— START SOURCE RECORDS —
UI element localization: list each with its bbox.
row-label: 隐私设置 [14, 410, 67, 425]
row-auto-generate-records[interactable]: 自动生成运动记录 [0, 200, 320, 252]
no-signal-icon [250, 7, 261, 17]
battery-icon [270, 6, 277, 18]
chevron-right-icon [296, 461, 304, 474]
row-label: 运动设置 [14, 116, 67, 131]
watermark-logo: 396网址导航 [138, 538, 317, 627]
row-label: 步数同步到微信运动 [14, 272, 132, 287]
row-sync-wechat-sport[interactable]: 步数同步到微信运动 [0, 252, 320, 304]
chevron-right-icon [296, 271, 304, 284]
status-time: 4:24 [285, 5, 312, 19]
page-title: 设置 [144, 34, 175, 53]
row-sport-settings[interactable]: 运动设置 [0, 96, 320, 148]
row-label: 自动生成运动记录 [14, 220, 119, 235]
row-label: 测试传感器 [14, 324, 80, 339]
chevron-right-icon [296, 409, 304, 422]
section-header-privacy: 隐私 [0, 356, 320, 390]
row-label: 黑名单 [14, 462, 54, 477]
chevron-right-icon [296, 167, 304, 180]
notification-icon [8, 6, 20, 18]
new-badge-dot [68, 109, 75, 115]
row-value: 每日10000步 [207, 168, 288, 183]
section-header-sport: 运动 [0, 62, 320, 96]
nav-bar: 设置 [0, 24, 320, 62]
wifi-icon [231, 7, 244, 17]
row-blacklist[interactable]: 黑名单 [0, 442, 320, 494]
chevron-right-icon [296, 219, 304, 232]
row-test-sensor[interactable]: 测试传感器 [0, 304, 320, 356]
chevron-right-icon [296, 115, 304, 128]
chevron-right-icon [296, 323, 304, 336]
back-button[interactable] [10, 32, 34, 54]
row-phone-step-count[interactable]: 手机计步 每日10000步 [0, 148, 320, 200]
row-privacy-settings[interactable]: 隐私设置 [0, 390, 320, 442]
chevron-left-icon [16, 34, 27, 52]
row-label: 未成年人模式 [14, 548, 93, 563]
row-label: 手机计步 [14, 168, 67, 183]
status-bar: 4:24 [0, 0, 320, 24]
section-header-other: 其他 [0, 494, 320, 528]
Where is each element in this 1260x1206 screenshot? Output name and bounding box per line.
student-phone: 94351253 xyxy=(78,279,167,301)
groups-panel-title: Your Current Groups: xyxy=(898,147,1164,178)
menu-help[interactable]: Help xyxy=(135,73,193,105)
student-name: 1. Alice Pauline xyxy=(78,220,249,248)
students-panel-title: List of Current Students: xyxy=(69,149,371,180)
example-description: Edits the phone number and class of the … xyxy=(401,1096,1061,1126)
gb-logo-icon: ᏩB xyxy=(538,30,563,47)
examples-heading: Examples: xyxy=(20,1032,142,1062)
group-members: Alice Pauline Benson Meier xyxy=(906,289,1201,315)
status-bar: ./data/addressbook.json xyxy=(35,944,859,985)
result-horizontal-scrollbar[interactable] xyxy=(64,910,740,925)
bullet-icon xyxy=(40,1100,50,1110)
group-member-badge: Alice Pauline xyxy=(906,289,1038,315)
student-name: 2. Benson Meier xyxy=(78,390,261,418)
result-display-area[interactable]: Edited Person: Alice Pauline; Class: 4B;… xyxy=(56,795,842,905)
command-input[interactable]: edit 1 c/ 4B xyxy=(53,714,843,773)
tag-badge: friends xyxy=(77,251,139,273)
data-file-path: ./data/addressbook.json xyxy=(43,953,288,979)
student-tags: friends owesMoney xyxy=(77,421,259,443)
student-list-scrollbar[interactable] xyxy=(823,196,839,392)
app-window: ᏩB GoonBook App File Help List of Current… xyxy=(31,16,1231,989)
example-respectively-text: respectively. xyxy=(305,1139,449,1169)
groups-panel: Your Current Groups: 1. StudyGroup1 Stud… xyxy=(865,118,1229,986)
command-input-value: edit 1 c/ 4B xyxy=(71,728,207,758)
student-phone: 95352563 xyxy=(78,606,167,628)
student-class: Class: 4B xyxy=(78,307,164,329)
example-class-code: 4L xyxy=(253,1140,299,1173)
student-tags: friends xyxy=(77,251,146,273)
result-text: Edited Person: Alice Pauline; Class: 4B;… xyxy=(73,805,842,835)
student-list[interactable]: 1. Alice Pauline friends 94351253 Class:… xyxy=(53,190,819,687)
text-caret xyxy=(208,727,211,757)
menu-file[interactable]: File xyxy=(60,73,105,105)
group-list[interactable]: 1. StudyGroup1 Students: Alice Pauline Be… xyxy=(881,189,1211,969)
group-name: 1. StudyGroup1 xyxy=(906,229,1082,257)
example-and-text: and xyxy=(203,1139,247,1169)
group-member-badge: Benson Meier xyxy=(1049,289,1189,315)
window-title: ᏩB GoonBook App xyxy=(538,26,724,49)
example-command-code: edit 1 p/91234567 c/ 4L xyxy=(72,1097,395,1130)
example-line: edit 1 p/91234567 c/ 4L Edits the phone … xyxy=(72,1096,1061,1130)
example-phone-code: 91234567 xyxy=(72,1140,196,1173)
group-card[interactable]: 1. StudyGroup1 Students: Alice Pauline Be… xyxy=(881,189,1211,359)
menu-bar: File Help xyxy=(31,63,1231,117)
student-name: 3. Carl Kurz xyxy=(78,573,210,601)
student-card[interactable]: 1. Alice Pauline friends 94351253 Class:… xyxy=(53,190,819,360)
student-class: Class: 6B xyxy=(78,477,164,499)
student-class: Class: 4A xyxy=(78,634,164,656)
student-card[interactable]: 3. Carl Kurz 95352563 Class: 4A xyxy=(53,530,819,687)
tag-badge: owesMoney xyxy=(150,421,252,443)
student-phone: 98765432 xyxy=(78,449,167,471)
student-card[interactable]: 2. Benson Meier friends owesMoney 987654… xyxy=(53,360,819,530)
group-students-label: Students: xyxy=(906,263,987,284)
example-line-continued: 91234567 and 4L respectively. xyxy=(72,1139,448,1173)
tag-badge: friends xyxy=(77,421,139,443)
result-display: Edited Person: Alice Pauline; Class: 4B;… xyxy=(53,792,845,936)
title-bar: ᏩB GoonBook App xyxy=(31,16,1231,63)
— END SOURCE RECORDS —
— START SOURCE RECORDS —
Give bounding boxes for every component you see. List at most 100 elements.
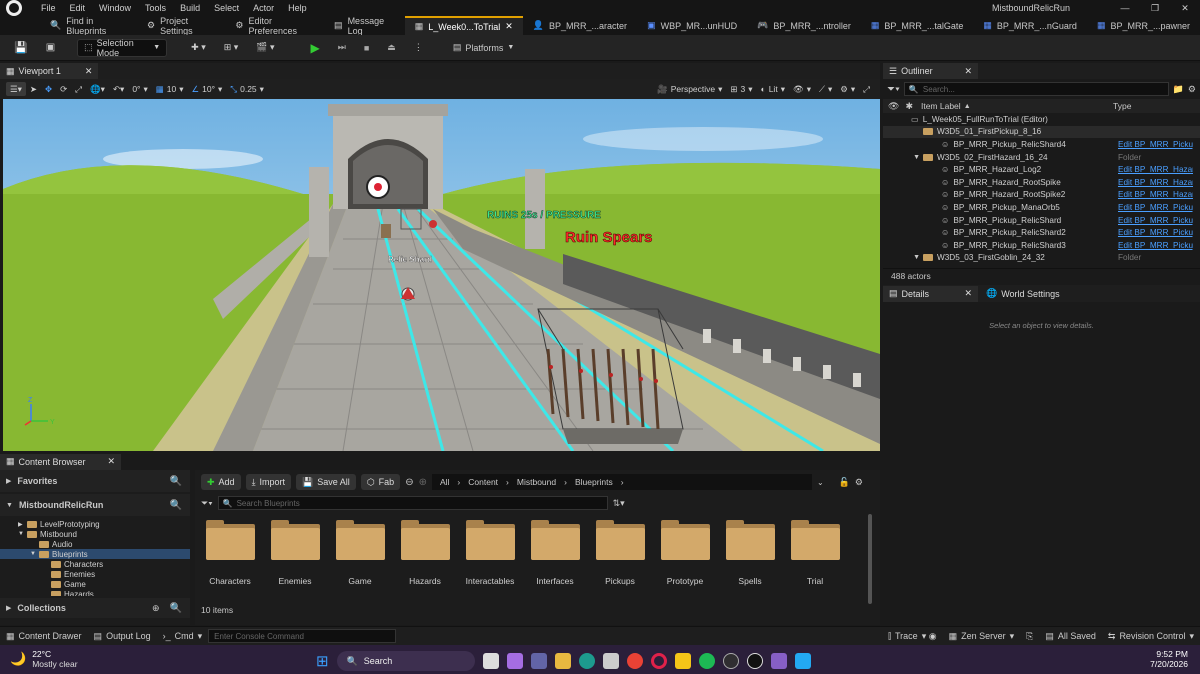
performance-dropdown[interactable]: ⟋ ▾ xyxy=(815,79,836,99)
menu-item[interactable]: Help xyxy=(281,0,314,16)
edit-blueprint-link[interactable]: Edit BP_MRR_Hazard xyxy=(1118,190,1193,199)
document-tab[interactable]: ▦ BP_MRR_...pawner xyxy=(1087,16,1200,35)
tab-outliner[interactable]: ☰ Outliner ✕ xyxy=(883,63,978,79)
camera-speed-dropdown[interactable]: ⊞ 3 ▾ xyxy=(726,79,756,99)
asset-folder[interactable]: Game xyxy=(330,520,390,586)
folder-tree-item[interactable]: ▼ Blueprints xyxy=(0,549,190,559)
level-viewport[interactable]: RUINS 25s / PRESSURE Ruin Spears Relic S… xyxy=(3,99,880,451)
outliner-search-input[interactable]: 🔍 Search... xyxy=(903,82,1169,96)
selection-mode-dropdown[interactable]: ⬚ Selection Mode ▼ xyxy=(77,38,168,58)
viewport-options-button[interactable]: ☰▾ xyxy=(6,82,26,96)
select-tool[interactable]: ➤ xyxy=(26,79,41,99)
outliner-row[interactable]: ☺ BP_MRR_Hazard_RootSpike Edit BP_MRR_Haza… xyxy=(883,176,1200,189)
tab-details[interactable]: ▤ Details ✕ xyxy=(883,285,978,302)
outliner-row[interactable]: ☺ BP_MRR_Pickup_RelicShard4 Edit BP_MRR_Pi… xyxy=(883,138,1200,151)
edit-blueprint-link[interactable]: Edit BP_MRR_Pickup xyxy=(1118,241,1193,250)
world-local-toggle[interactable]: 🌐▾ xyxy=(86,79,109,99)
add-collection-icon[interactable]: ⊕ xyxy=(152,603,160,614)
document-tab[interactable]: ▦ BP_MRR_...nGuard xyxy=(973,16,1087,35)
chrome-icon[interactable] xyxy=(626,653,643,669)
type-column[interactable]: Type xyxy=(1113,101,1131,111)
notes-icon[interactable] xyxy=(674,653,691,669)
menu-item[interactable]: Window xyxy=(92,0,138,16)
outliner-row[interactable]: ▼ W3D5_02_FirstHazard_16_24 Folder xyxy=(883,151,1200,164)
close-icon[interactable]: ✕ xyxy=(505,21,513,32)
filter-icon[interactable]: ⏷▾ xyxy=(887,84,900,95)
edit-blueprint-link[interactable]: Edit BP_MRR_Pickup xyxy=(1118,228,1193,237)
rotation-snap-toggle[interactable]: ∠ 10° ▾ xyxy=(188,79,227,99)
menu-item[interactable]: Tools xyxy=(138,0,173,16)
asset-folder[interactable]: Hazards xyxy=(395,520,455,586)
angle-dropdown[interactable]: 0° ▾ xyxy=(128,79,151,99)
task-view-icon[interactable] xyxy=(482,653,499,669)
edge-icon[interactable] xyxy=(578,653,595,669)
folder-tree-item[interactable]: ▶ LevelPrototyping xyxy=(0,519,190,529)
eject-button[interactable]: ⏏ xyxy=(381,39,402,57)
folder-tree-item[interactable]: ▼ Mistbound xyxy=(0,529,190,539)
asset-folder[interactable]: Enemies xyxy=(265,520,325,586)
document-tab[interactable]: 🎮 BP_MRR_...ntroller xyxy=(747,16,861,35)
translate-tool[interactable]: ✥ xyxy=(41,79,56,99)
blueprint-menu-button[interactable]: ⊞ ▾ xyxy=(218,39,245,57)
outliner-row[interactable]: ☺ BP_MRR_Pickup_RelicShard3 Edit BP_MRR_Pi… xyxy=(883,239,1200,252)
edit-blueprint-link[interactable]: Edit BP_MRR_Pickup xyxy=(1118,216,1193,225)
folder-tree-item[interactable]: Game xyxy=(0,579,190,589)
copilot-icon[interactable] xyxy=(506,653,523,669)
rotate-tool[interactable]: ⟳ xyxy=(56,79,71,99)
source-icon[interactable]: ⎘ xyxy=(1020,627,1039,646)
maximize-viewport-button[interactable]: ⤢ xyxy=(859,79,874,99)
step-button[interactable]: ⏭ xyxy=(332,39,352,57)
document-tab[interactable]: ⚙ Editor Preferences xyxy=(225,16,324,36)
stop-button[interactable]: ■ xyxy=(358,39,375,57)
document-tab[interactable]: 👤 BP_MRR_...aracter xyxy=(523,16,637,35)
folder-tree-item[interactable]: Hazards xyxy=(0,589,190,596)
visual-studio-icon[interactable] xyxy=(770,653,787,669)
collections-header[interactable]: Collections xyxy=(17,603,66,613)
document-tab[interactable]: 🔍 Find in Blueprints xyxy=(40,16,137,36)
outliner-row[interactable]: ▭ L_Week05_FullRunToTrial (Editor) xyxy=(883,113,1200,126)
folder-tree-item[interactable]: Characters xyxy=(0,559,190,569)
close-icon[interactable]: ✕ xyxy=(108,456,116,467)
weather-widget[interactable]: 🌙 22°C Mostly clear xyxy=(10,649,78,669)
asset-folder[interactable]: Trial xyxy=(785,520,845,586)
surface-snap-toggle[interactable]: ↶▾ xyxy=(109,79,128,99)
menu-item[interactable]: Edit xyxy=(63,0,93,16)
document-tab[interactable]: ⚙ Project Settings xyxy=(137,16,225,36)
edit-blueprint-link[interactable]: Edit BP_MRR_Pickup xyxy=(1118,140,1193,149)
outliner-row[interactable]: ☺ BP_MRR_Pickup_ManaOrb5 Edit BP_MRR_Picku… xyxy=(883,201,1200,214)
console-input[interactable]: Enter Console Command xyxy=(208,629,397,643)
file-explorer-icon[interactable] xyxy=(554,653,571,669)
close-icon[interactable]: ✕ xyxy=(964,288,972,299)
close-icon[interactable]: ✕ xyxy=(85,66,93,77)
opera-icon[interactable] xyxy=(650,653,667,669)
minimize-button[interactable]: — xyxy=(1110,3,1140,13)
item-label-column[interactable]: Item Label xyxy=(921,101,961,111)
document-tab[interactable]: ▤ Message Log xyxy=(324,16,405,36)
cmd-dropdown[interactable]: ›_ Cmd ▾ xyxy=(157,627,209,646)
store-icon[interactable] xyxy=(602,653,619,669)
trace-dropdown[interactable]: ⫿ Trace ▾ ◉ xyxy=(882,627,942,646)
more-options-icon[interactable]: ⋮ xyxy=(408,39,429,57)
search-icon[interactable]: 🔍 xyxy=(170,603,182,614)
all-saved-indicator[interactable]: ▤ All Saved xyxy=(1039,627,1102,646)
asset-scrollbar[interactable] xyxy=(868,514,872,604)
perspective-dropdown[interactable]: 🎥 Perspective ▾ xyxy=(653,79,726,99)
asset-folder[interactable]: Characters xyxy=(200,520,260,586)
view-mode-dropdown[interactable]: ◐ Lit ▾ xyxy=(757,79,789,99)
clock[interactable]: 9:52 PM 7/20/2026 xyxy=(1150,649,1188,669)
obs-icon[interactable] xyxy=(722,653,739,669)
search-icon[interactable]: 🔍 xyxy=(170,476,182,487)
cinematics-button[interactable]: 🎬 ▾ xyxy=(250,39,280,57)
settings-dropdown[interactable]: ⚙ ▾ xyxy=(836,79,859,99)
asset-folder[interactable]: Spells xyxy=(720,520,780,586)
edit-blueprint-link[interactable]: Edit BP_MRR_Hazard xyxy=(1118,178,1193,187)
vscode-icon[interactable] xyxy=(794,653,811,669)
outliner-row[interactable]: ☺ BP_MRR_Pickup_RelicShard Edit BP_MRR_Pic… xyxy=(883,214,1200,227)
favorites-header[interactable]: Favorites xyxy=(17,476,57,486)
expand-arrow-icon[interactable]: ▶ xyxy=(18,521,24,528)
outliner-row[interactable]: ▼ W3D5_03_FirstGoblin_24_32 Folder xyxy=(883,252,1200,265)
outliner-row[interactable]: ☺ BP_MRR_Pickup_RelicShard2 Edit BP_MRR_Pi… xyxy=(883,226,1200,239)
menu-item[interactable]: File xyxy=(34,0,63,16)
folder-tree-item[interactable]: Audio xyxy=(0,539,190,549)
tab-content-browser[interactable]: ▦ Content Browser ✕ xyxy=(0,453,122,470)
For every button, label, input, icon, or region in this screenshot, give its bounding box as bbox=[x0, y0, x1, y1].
— END SOURCE RECORDS —
— START SOURCE RECORDS —
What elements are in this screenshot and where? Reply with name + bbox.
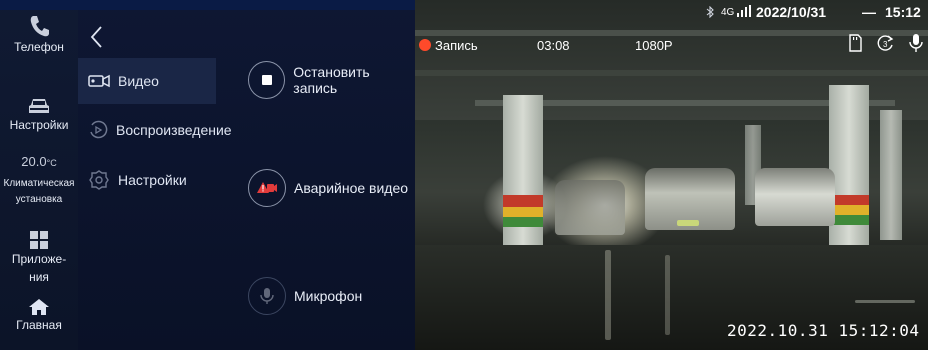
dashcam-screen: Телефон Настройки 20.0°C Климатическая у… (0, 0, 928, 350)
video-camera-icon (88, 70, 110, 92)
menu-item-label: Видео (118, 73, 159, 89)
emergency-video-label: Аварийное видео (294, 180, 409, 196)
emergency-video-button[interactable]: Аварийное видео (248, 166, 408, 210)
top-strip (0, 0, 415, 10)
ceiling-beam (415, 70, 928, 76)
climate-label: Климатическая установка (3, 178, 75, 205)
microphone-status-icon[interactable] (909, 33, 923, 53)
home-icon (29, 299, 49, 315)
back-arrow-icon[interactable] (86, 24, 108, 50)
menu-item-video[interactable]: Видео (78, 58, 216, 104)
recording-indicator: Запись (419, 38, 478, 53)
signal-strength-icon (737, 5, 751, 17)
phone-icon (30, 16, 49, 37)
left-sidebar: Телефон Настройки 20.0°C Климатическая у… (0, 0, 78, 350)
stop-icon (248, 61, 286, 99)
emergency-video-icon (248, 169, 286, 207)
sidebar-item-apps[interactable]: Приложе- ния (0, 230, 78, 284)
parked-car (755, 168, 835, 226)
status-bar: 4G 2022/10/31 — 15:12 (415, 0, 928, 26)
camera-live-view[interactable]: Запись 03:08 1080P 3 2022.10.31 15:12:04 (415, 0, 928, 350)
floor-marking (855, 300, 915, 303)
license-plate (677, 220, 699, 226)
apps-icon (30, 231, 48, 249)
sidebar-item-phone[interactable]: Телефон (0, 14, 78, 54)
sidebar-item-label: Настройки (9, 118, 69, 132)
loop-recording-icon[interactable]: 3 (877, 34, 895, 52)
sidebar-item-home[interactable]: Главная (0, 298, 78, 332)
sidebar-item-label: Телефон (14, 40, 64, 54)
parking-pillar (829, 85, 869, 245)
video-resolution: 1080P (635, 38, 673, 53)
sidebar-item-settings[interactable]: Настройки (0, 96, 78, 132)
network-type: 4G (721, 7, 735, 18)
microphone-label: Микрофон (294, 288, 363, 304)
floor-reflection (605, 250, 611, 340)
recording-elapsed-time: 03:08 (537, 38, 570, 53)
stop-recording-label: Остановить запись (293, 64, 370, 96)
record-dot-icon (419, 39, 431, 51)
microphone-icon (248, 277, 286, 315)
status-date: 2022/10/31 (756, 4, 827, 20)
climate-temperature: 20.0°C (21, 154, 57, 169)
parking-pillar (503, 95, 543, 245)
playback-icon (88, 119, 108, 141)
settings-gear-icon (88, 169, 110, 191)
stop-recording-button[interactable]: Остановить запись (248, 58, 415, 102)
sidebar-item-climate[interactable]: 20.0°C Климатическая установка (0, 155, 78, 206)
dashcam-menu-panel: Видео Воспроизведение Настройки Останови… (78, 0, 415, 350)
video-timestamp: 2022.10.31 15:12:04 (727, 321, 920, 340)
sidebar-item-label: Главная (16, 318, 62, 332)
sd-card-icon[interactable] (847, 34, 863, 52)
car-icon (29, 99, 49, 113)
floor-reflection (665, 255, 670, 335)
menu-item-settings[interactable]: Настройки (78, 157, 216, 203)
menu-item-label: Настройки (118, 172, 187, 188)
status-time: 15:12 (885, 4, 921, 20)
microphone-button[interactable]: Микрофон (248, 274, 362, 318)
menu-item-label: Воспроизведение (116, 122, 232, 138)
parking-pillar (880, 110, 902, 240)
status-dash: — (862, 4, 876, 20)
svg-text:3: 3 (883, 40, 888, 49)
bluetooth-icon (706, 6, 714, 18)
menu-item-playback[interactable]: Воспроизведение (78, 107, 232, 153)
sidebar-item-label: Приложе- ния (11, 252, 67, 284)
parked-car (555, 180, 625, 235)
— END SOURCE RECORDS —
→ WORK TO BE COMPLETED
Update the entries from the line with "UI element localization: list" up to and including the line with "row-phone-step-count[interactable]: 手机计步 每日10000步" by writing them out again with "chevron-right-icon" replaced by "arrow-right-icon" and everything else left unchanged.

→ FINISHED EXERCISE
UI element localization: list each with its bbox.
row-label: 隐私设置 [14, 410, 67, 425]
row-auto-generate-records[interactable]: 自动生成运动记录 [0, 200, 320, 252]
no-signal-icon [250, 7, 261, 17]
battery-icon [270, 6, 277, 18]
arrow-right-icon [296, 461, 304, 474]
row-label: 运动设置 [14, 116, 67, 131]
watermark-logo: 396网址导航 [138, 538, 317, 627]
row-label: 步数同步到微信运动 [14, 272, 132, 287]
row-sync-wechat-sport[interactable]: 步数同步到微信运动 [0, 252, 320, 304]
arrow-right-icon [296, 271, 304, 284]
status-time: 4:24 [285, 5, 312, 19]
page-title: 设置 [144, 34, 175, 53]
row-sport-settings[interactable]: 运动设置 [0, 96, 320, 148]
row-label: 自动生成运动记录 [14, 220, 119, 235]
row-label: 测试传感器 [14, 324, 80, 339]
arrow-right-icon [296, 409, 304, 422]
section-header-privacy: 隐私 [0, 356, 320, 390]
row-label: 黑名单 [14, 462, 54, 477]
arrow-right-icon [296, 167, 304, 180]
notification-icon [8, 6, 20, 18]
new-badge-dot [68, 109, 75, 115]
row-value: 每日10000步 [207, 168, 288, 183]
section-header-sport: 运动 [0, 62, 320, 96]
nav-bar: 设置 [0, 24, 320, 62]
wifi-icon [231, 7, 244, 17]
row-blacklist[interactable]: 黑名单 [0, 442, 320, 494]
arrow-right-icon [296, 219, 304, 232]
row-test-sensor[interactable]: 测试传感器 [0, 304, 320, 356]
arrow-right-icon [296, 115, 304, 128]
arrow-right-icon [296, 323, 304, 336]
back-button[interactable] [10, 32, 34, 54]
row-phone-step-count[interactable]: 手机计步 每日10000步 [0, 148, 320, 200]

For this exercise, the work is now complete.